▶ **DIRECTION**
Gather all lines with the word "мировоззрения" in them.

**** DATA SECTION ****

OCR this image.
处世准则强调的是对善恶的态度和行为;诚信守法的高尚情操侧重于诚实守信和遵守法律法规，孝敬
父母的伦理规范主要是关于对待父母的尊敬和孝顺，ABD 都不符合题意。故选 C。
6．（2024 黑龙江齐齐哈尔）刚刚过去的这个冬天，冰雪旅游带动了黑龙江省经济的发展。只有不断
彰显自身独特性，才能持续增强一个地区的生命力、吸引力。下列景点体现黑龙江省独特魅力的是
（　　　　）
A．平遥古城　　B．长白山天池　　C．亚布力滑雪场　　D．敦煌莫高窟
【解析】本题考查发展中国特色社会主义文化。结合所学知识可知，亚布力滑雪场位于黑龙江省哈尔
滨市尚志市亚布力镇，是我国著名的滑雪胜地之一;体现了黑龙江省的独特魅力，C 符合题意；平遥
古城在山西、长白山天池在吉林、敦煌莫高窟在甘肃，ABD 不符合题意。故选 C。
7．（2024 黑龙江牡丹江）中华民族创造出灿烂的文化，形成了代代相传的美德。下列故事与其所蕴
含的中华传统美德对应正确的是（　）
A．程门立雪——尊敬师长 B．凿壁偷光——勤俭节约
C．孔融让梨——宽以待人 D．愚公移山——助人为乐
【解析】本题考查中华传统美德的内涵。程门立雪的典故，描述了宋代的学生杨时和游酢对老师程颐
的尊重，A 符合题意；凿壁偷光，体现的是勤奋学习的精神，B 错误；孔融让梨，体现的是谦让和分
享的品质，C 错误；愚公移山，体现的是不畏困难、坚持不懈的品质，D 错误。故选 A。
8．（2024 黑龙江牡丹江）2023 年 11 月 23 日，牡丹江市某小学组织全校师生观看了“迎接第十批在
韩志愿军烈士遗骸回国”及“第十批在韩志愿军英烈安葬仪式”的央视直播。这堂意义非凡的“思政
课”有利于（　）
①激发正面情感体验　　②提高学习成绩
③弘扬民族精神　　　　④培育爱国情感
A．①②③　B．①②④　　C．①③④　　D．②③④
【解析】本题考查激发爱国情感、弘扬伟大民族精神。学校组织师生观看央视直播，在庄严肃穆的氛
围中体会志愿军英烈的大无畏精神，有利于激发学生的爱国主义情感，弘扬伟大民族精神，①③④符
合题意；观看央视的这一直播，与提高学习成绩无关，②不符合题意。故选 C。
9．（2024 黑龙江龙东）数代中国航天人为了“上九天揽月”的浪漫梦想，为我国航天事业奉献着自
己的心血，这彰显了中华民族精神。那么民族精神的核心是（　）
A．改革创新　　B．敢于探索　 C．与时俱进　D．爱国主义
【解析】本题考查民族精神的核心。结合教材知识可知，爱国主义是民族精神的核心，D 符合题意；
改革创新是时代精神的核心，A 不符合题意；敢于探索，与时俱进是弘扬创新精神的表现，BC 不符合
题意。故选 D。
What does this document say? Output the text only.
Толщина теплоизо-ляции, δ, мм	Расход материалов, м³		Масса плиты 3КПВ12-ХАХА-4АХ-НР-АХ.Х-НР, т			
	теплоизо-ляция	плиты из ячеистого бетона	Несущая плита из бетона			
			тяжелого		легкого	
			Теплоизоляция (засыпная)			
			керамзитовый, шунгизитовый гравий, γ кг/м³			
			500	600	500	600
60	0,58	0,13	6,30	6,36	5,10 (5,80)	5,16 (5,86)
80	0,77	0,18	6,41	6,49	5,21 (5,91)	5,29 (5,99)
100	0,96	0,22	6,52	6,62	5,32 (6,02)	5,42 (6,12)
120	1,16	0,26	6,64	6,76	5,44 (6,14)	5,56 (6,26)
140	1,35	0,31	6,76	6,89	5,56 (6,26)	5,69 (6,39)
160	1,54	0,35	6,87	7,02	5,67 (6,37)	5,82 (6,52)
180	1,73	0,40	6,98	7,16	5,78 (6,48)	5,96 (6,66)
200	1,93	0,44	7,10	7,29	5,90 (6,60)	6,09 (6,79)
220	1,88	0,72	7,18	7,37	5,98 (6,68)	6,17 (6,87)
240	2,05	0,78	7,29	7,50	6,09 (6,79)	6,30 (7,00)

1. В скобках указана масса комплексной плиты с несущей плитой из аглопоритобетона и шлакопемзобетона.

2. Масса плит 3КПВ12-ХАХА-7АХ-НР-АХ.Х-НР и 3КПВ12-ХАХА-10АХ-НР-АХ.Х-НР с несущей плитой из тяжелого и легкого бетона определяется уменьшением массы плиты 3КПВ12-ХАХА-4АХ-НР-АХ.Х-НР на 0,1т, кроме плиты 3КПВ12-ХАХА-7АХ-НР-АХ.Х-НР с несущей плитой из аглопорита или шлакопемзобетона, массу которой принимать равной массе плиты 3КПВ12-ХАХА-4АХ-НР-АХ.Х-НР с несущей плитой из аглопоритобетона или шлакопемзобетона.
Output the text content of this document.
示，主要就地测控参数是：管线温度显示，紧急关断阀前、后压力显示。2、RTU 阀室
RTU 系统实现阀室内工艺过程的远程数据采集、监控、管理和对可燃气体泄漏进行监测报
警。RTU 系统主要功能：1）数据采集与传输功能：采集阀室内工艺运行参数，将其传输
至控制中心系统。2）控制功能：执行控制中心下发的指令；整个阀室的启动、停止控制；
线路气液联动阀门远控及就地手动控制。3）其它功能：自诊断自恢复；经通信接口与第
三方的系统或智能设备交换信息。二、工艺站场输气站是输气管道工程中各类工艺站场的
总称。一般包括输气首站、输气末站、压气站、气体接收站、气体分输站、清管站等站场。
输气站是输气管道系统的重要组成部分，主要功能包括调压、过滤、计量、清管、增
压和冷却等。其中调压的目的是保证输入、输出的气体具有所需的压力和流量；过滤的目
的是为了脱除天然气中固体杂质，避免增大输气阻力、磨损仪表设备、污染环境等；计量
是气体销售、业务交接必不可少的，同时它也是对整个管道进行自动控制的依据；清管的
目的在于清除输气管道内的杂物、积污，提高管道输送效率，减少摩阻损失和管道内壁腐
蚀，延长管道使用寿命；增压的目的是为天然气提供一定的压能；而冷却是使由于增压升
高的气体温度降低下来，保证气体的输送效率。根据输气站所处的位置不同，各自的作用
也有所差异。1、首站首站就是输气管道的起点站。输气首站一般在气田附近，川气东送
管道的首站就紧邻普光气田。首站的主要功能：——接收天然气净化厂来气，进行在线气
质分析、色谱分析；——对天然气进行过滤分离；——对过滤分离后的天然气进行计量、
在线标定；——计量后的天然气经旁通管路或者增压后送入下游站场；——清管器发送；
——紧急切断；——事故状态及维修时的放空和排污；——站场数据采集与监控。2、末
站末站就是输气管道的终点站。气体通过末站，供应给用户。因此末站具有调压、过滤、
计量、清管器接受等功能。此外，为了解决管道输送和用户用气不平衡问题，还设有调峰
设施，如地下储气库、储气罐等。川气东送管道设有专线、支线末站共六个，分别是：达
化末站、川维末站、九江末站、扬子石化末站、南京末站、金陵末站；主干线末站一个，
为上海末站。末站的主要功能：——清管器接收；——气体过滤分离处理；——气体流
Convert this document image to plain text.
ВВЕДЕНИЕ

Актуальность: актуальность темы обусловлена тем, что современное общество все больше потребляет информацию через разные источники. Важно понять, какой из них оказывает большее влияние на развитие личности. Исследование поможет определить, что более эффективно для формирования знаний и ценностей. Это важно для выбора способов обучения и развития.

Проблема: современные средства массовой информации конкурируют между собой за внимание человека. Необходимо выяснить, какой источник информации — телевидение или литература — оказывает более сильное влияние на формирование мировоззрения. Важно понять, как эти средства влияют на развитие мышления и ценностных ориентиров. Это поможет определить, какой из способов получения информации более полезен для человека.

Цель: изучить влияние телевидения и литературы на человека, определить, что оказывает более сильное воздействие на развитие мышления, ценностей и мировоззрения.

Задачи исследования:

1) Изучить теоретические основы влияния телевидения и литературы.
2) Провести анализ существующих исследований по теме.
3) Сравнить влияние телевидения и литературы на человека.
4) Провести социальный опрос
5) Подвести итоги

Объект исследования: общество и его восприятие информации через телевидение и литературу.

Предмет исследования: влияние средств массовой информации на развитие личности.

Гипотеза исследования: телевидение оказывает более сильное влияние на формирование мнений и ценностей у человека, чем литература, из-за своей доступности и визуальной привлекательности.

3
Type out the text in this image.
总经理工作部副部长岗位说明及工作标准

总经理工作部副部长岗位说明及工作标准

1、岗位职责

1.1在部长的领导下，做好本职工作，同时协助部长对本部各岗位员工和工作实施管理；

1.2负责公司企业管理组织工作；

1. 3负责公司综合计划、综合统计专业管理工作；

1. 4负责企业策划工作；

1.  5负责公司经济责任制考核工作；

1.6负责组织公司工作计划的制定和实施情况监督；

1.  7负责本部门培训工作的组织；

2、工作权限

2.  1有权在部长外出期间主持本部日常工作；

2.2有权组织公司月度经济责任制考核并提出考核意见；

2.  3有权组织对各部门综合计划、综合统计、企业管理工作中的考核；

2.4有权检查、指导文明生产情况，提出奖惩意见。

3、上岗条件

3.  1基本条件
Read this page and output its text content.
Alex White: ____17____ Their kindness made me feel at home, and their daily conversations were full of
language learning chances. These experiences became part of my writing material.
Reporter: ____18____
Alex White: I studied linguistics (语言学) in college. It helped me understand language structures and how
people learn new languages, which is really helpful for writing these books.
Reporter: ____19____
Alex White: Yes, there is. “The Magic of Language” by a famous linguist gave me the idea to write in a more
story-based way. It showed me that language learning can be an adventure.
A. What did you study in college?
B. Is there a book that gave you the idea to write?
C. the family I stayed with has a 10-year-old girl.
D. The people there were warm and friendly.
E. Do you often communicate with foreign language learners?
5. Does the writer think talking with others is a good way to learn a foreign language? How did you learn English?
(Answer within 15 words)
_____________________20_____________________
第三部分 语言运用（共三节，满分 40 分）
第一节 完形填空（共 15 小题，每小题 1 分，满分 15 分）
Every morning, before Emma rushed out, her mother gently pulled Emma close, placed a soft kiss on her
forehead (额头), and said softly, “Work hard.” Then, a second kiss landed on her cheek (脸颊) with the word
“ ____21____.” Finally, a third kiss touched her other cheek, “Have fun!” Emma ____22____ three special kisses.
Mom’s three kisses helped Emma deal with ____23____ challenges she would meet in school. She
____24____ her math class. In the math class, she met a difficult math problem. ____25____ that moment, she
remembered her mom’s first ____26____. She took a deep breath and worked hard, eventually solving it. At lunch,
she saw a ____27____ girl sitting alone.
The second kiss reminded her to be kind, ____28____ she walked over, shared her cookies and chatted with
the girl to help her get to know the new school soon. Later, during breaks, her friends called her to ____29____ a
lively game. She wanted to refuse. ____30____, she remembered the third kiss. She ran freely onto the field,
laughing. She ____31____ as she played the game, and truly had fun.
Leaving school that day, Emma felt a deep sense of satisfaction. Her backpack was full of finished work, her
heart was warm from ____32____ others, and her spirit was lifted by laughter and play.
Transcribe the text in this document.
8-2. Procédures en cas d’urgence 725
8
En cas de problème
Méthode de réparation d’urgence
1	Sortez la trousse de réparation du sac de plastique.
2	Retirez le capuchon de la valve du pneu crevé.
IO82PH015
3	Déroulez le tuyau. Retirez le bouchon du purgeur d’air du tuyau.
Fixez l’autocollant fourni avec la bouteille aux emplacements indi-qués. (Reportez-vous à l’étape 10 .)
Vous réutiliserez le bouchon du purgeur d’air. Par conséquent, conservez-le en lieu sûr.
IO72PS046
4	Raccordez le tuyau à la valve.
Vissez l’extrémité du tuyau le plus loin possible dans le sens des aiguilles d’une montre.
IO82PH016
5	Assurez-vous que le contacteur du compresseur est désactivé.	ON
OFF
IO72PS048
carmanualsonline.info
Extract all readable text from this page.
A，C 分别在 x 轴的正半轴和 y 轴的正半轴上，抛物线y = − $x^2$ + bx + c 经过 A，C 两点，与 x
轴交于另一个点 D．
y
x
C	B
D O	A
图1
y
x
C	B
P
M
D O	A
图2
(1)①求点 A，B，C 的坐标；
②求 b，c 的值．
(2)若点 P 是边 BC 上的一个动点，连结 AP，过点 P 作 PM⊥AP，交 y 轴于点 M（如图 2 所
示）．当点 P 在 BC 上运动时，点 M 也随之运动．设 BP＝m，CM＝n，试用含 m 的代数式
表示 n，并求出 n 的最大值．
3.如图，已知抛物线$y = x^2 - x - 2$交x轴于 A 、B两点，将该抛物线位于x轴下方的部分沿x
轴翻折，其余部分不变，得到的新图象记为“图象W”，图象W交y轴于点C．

****

▶ **EXERCISE RESPONSE**
Проблема: современные средства массовой информации конкурируют между собой за внимание человека. Необходимо выяснить, какой источник информации — телевидение или литература — оказывает более сильное влияние на формирование мировоззрения. Важно понять, как эти средства влияют на развитие мышления и ценностных ориентиров. Это поможет определить, какой из способов получения информации более полезен для человека.
Цель: изучить влияние телевидения и литературы на человека, определить, что оказывает более сильное воздействие на развитие мышления, ценностей и мировоззрения.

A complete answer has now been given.